§ **Aim**:
Copy the records below without any change, from the line containing "time-axis-tick: 3: [762, 534, 767, 544]" down to the line containing "fib-level-label: 0.705 (162.333): [590, 281, 650, 291]", with both of those lines included.

= = =

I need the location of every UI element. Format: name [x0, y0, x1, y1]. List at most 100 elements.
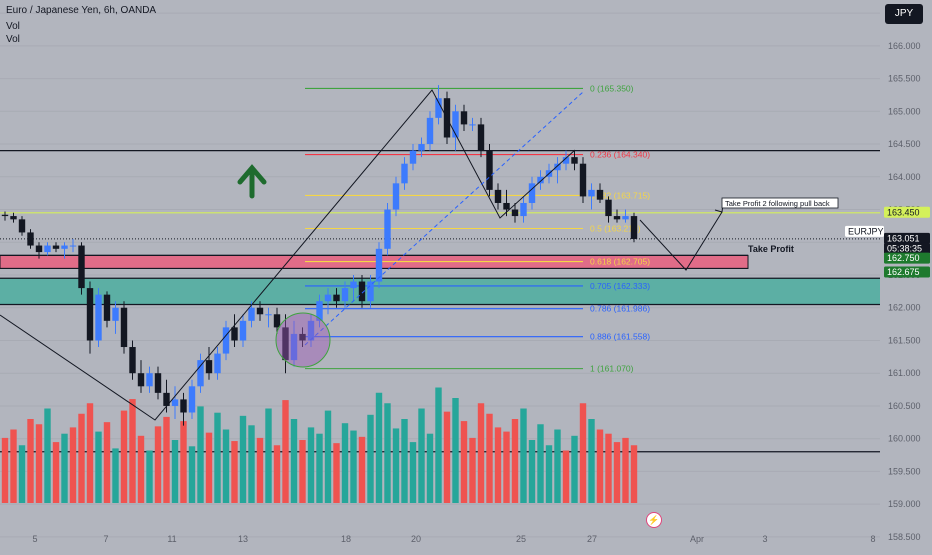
time-axis-tick: 3: [762, 534, 767, 544]
volume-indicator-label-2[interactable]: Vol: [6, 34, 20, 45]
price-axis-tick: 166.000: [888, 41, 921, 51]
candle-body: [137, 373, 145, 387]
volume-bar: [469, 437, 476, 503]
fib-level-label: 0.5 (163.210): [590, 224, 641, 234]
volume-bar: [112, 448, 119, 503]
volume-bar: [188, 446, 196, 503]
volume-bar: [426, 433, 434, 503]
candle-body: [10, 216, 17, 220]
take-profit-2-note: Take Profit 2 following pull back: [721, 197, 839, 209]
chart-title: Euro / Japanese Yen, 6h, OANDA: [6, 5, 157, 16]
candle-body: [486, 150, 493, 190]
time-axis-tick: 13: [238, 534, 248, 544]
price-axis-tick: 160.500: [888, 401, 921, 411]
volume-bar: [86, 403, 94, 503]
volume-bar: [282, 400, 289, 503]
volume-bar: [1, 437, 9, 503]
candle-body: [477, 124, 485, 151]
candle-body: [35, 245, 43, 253]
volume-bar: [520, 408, 527, 503]
price-axis-label[interactable]: 163.450: [884, 206, 930, 218]
volume-bar: [27, 419, 34, 503]
volume-bar: [137, 435, 145, 503]
up-arrow-icon: [237, 164, 267, 199]
candle-body: [44, 245, 51, 253]
candle-body: [562, 157, 570, 164]
candle-body: [588, 189, 595, 197]
candle-body: [222, 327, 230, 354]
price-axis-label[interactable]: EURJPY: [845, 225, 884, 237]
volume-bar: [630, 445, 638, 503]
candle-body: [350, 281, 357, 289]
volume-bar: [579, 403, 587, 503]
candle-body: [622, 216, 629, 220]
price-axis-label[interactable]: 163.051: [884, 232, 930, 244]
volume-bar: [299, 440, 306, 503]
candle-body: [78, 245, 85, 289]
volume-bar: [622, 437, 629, 503]
candle-body: [290, 333, 298, 361]
candle-body: [205, 360, 213, 374]
price-axis-tick: 158.500: [888, 532, 921, 542]
volume-bar: [375, 392, 383, 503]
volume-bar: [324, 410, 332, 503]
price-axis-tick: 165.000: [888, 106, 921, 116]
price-axis-label[interactable]: 162.675: [884, 266, 930, 278]
candle-body: [554, 163, 561, 171]
volume-bar: [503, 431, 510, 503]
price-axis-label[interactable]: 162.750: [884, 252, 930, 264]
volume-bar: [231, 441, 238, 503]
fib-level-label: 1 (161.070): [590, 364, 634, 374]
fib-level-label: 0.705 (162.333): [590, 281, 650, 291]
fib-level-label: 0.382 (163.715): [590, 190, 650, 200]
volume-bar: [222, 429, 230, 503]
candle-body: [231, 327, 238, 341]
volume-bar: [78, 413, 85, 503]
candle-body: [248, 307, 255, 321]
volume-bar: [571, 435, 578, 503]
lightning-icon[interactable]: ⚡: [646, 512, 662, 528]
candle-body: [265, 314, 272, 316]
price-label-bg: [884, 242, 930, 254]
trend-line: [0, 89, 576, 421]
candle-body: [27, 232, 34, 246]
demand-zone: [0, 278, 880, 305]
time-axis-tick: 20: [411, 534, 421, 544]
candle-body: [171, 399, 179, 406]
candle-body: [426, 117, 434, 145]
candle-body: [163, 392, 170, 406]
candle-body: [239, 320, 247, 341]
candle-body: [571, 157, 578, 164]
volume-bar: [554, 429, 561, 503]
candle-body: [61, 245, 68, 249]
candle-body: [120, 307, 128, 348]
candle-body: [146, 373, 153, 387]
volume-bar: [418, 408, 425, 503]
currency-button[interactable]: JPY: [885, 4, 923, 24]
highlight-circle: [275, 312, 331, 368]
time-axis-tick: Apr: [690, 534, 704, 544]
volume-bar: [460, 421, 468, 503]
candle-body: [197, 360, 204, 387]
candle-body: [282, 327, 289, 361]
volume-bar: [214, 412, 221, 503]
time-axis-tick: 27: [587, 534, 597, 544]
volume-bar: [562, 450, 570, 503]
volume-bar: [528, 440, 536, 503]
candle-body: [273, 314, 281, 328]
price-axis-label[interactable]: 05:38:35: [884, 242, 930, 254]
volume-bar: [239, 415, 247, 503]
candle-body: [630, 216, 638, 239]
volume-bar: [384, 403, 391, 503]
price-label-bg: [845, 225, 884, 237]
volume-indicator-label[interactable]: Vol: [6, 21, 20, 32]
volume-bar: [341, 423, 349, 503]
fib-level-label: 0 (165.350): [590, 83, 634, 93]
candle-body: [596, 189, 604, 200]
volume-bar: [163, 416, 170, 503]
volume-bar: [452, 398, 459, 503]
volume-bar: [171, 440, 179, 503]
candle-body: [375, 248, 383, 282]
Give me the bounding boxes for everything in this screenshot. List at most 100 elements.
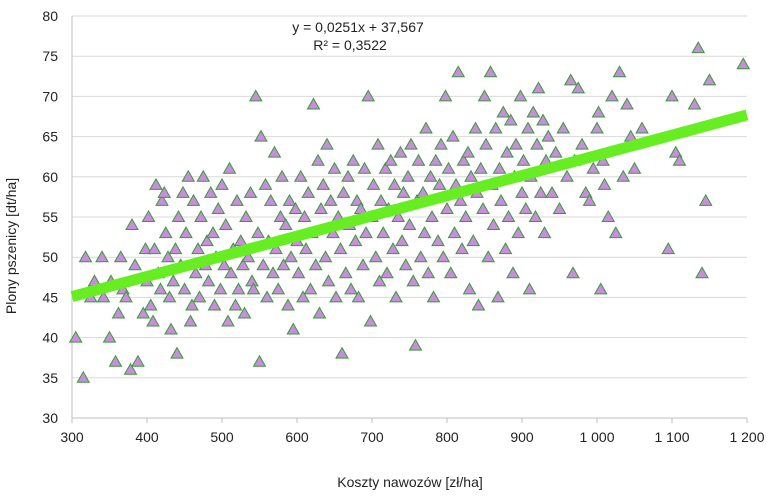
data-point [402,218,417,231]
data-point [503,113,518,126]
data-point [192,290,207,303]
data-point [434,137,448,150]
data-point [425,209,439,222]
data-point [413,250,428,263]
data-point [201,274,216,287]
data-point [316,177,331,190]
data-point [351,290,366,303]
trendline-equation: y = 0,0251x + 37,567 [292,19,424,35]
data-point [125,218,139,231]
data-point [296,290,310,303]
data-point [221,314,235,327]
x-tick-label: 400 [135,429,159,445]
data-point [586,161,601,174]
data-point [248,89,263,102]
data-point [138,242,153,255]
data-point [155,193,169,206]
data-point [286,322,301,335]
data-point [102,330,117,343]
data-point [687,97,702,110]
y-tick-label: 50 [42,249,58,265]
data-point [320,137,334,150]
data-point [473,161,488,174]
data-point [401,169,415,182]
data-point [582,193,597,206]
data-point [516,153,531,166]
data-point [545,185,559,198]
data-point [477,89,492,102]
data-point [488,121,503,134]
data-point [695,266,709,279]
data-point [293,169,308,182]
data-point [698,193,713,206]
data-point [203,185,218,198]
data-point [411,153,426,166]
data-point [146,314,160,327]
y-tick-label: 70 [42,88,58,104]
data-point [612,65,627,78]
y-tick-label: 75 [42,48,58,64]
data-point [224,266,238,279]
data-point [476,201,490,214]
data-point [338,266,353,279]
data-point [531,81,546,94]
y-tick-label: 30 [42,410,58,426]
data-point [123,362,138,375]
data-point [736,57,751,70]
data-point [299,242,313,255]
data-point [383,153,398,166]
data-point [566,266,580,279]
data-point [218,218,233,231]
data-point [591,105,606,118]
data-point [164,322,178,335]
x-tick-label: 1 100 [654,429,689,445]
data-point [359,226,373,239]
data-point [396,185,411,198]
data-point [428,153,443,166]
data-point [389,290,403,303]
data-point [479,137,493,150]
data-point [291,266,306,279]
data-point [196,169,211,182]
data-point [627,161,642,174]
data-point [506,266,520,279]
data-point [233,234,248,247]
data-point [188,266,203,279]
x-tick-label: 700 [360,429,384,445]
data-point [702,73,717,86]
data-point [263,193,278,206]
trendline-group [70,109,749,302]
data-point [258,177,273,190]
x-axis-title: Koszty nawozów [zł/ha] [337,474,483,490]
data-point [153,282,168,295]
data-point [443,266,458,279]
data-point [183,314,198,327]
data-point [511,226,526,239]
data-point [200,234,214,247]
data-point [333,242,348,255]
data-point [245,274,259,287]
x-tick-label: 800 [435,429,459,445]
data-point [668,145,683,158]
data-point [344,282,358,295]
data-point [323,193,338,206]
data-point [404,137,418,150]
data-point [357,161,372,174]
data-point [616,169,631,182]
data-point [276,258,291,271]
data-point [346,153,361,166]
data-point [179,226,193,239]
data-point [601,209,616,222]
data-point [356,258,370,271]
x-tick-label: 600 [285,429,309,445]
data-point [170,346,184,359]
data-point [456,153,471,166]
data-point [260,290,274,303]
data-point [256,258,271,271]
data-point [471,298,486,311]
data-point [526,105,541,118]
data-point [509,137,523,150]
data-point [432,177,447,190]
data-point [282,193,297,206]
data-point [318,250,333,263]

= = =

§ **Reply**:
time-axis-tick: 3: [762, 534, 767, 544]
volume-indicator-label-2[interactable]: Vol: [6, 34, 20, 45]
price-axis-tick: 166.000: [888, 41, 921, 51]
candle-body: [137, 373, 145, 387]
volume-bar: [469, 437, 476, 503]
fib-level-label: 0.5 (163.210): [590, 224, 641, 234]
volume-bar: [112, 448, 119, 503]
volume-bar: [188, 446, 196, 503]
volume-bar: [426, 433, 434, 503]
candle-body: [10, 216, 17, 220]
take-profit-2-note: Take Profit 2 following pull back: [721, 197, 839, 209]
chart-title: Euro / Japanese Yen, 6h, OANDA: [6, 5, 157, 16]
candle-body: [486, 150, 493, 190]
time-axis-tick: 13: [238, 534, 248, 544]
price-axis-tick: 160.500: [888, 401, 921, 411]
volume-bar: [86, 403, 94, 503]
volume-bar: [282, 400, 289, 503]
volume-bar: [1, 437, 9, 503]
candle-body: [477, 124, 485, 151]
candle-body: [35, 245, 43, 253]
volume-bar: [520, 408, 527, 503]
price-axis-label[interactable]: 163.450: [884, 206, 930, 218]
volume-bar: [27, 419, 34, 503]
volume-bar: [137, 435, 145, 503]
up-arrow-icon: [237, 164, 267, 199]
candle-body: [44, 245, 51, 253]
candle-body: [562, 157, 570, 164]
candle-body: [588, 189, 595, 197]
candle-body: [222, 327, 230, 354]
price-axis-label[interactable]: EURJPY: [845, 225, 884, 237]
volume-bar: [630, 445, 638, 503]
candle-body: [350, 281, 357, 289]
volume-bar: [579, 403, 587, 503]
candle-body: [622, 216, 629, 220]
price-axis-label[interactable]: 163.051: [884, 232, 930, 244]
volume-bar: [299, 440, 306, 503]
candle-body: [78, 245, 85, 289]
volume-bar: [622, 437, 629, 503]
candle-body: [290, 333, 298, 361]
candle-body: [205, 360, 213, 374]
price-axis-tick: 158.500: [888, 532, 921, 542]
volume-bar: [375, 392, 383, 503]
volume-bar: [324, 410, 332, 503]
price-axis-tick: 165.000: [888, 106, 921, 116]
price-axis-label[interactable]: 162.675: [884, 266, 930, 278]
candle-body: [554, 163, 561, 171]
volume-bar: [503, 431, 510, 503]
price-axis-label[interactable]: 162.750: [884, 252, 930, 264]
volume-bar: [231, 441, 238, 503]
fib-level-label: 1 (161.070): [590, 364, 634, 374]
fib-level-label: 0.705 (162.333): [590, 281, 650, 291]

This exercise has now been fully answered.